■ Requirement
Reproduce all entries precisely as they are written.

######

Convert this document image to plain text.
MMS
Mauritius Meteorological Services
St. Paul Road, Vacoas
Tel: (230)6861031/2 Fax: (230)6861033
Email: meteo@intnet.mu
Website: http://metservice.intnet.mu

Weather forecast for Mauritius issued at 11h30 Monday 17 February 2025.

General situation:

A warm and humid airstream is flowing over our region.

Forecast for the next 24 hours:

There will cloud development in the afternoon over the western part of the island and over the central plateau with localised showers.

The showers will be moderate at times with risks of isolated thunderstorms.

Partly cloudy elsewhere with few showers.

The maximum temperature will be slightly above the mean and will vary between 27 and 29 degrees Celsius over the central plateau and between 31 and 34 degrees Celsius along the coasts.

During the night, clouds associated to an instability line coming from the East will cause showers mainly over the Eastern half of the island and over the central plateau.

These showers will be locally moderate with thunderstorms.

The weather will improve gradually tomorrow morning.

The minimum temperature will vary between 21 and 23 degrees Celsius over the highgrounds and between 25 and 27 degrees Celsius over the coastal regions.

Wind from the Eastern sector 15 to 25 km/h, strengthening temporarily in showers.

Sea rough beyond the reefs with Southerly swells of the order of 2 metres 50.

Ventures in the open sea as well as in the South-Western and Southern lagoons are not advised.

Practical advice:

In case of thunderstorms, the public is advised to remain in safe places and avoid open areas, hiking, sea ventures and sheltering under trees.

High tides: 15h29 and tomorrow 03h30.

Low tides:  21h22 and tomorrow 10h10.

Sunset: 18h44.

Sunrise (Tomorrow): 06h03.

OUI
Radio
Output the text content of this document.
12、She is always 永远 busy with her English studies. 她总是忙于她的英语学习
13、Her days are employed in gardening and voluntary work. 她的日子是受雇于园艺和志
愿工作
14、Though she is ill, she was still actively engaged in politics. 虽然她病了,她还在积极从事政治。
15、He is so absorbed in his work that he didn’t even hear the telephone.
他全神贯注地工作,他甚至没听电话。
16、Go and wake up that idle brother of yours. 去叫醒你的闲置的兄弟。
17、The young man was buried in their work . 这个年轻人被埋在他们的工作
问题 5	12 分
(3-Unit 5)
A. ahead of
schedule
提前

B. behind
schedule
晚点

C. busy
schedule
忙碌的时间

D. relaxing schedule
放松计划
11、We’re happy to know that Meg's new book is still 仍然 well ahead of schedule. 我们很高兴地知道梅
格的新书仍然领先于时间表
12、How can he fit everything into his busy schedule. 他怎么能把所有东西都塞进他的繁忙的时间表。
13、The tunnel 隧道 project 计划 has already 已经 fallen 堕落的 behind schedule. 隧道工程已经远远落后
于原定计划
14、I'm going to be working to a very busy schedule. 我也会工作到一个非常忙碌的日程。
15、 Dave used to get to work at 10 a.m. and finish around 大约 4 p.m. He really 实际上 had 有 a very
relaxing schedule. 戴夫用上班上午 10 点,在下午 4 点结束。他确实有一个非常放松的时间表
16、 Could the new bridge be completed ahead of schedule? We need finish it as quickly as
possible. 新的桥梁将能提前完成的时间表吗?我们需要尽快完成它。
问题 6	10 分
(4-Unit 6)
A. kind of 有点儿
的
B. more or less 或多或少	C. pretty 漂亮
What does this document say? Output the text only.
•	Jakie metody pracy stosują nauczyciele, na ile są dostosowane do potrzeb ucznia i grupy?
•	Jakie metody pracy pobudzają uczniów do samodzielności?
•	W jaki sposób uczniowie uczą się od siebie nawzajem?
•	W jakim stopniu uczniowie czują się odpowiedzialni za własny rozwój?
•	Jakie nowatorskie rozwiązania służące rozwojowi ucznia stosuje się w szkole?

######

■ Output for this exercise
Convert this document image to plain text.
MMS
Mauritius Meteorological Services
St. Paul Road, Vacoas
Tel: (230)6861031/2 Fax: (230)6861033
Email: meteo@intnet.mu
Website: http://metservice.intnet.mu

Weather forecast for Mauritius issued at 11h30 Monday 17 February 2025.

General situation:

A warm and humid airstream is flowing over our region.

Forecast for the next 24 hours:

There will cloud development in the afternoon over the western part of the island and over the central plateau with localised showers.

The showers will be moderate at times with risks of isolated thunderstorms.

Partly cloudy elsewhere with few showers.

The maximum temperature will be slightly above the mean and will vary between 27 and 29 degrees Celsius over the central plateau and between 31 and 34 degrees Celsius along the coasts.

During the night, clouds associated to an instability line coming from the East will cause showers mainly over the Eastern half of the island and over the central plateau.

These showers will be locally moderate with thunderstorms.

The weather will improve gradually tomorrow morning.

The minimum temperature will vary between 21 and 23 degrees Celsius over the highgrounds and between 25 and 27 degrees Celsius over the coastal regions.

Wind from the Eastern sector 15 to 25 km/h, strengthening temporarily in showers.

Sea rough beyond the reefs with Southerly swells of the order of 2 metres 50.

Ventures in the open sea as well as in the South-Western and Southern lagoons are not advised.

Practical advice:

In case of thunderstorms, the public is advised to remain in safe places and avoid open areas, hiking, sea ventures and sheltering under trees.

High tides: 15h29 and tomorrow 03h30.

Low tides:  21h22 and tomorrow 10h10.

Sunset: 18h44.

Sunrise (Tomorrow): 06h03.

OUI
Radio
Output the text content of this document.
12、She is always 永远 busy with her English studies. 她总是忙于她的英语学习
13、Her days are employed in gardening and voluntary work. 她的日子是受雇于园艺和志
愿工作
14、Though she is ill, she was still actively engaged in politics. 虽然她病了,她还在积极从事政治。
15、He is so absorbed in his work that he didn’t even hear the telephone.
他全神贯注地工作,他甚至没听电话。
16、Go and wake up that idle brother of yours. 去叫醒你的闲置的兄弟。
17、The young man was buried in their work . 这个年轻人被埋在他们的工作
问题 5	12 分
(3-Unit 5)
A. ahead of
schedule
提前

B. behind
schedule
晚点

C. busy
schedule
忙碌的时间

D. relaxing schedule
放松计划
11、We’re happy to know that Meg's new book is still 仍然 well ahead of schedule. 我们很高兴地知道梅
格的新书仍然领先于时间表
12、How can he fit everything into his busy schedule. 他怎么能把所有东西都塞进他的繁忙的时间表。
13、The tunnel 隧道 project 计划 has already 已经 fallen 堕落的 behind schedule. 隧道工程已经远远落后
于原定计划
14、I'm going to be working to a very busy schedule. 我也会工作到一个非常忙碌的日程。
15、 Dave used to get to work at 10 a.m. and finish around 大约 4 p.m. He really 实际上 had 有 a very
relaxing schedule. 戴夫用上班上午 10 点,在下午 4 点结束。他确实有一个非常放松的时间表
16、 Could the new bridge be completed ahead of schedule? We need finish it as quickly as
possible. 新的桥梁将能提前完成的时间表吗?我们需要尽快完成它。
问题 6	10 分
(4-Unit 6)
A. kind of 有点儿
的
B. more or less 或多或少	C. pretty 漂亮
What does this document say? Output the text only.
•	Jakie metody pracy stosują nauczyciele, na ile są dostosowane do potrzeb ucznia i grupy?
•	Jakie metody pracy pobudzają uczniów do samodzielności?
•	W jaki sposób uczniowie uczą się od siebie nawzajem?
•	W jakim stopniu uczniowie czują się odpowiedzialni za własny rozwój?
•	Jakie nowatorskie rozwiązania służące rozwojowi ucznia stosuje się w szkole?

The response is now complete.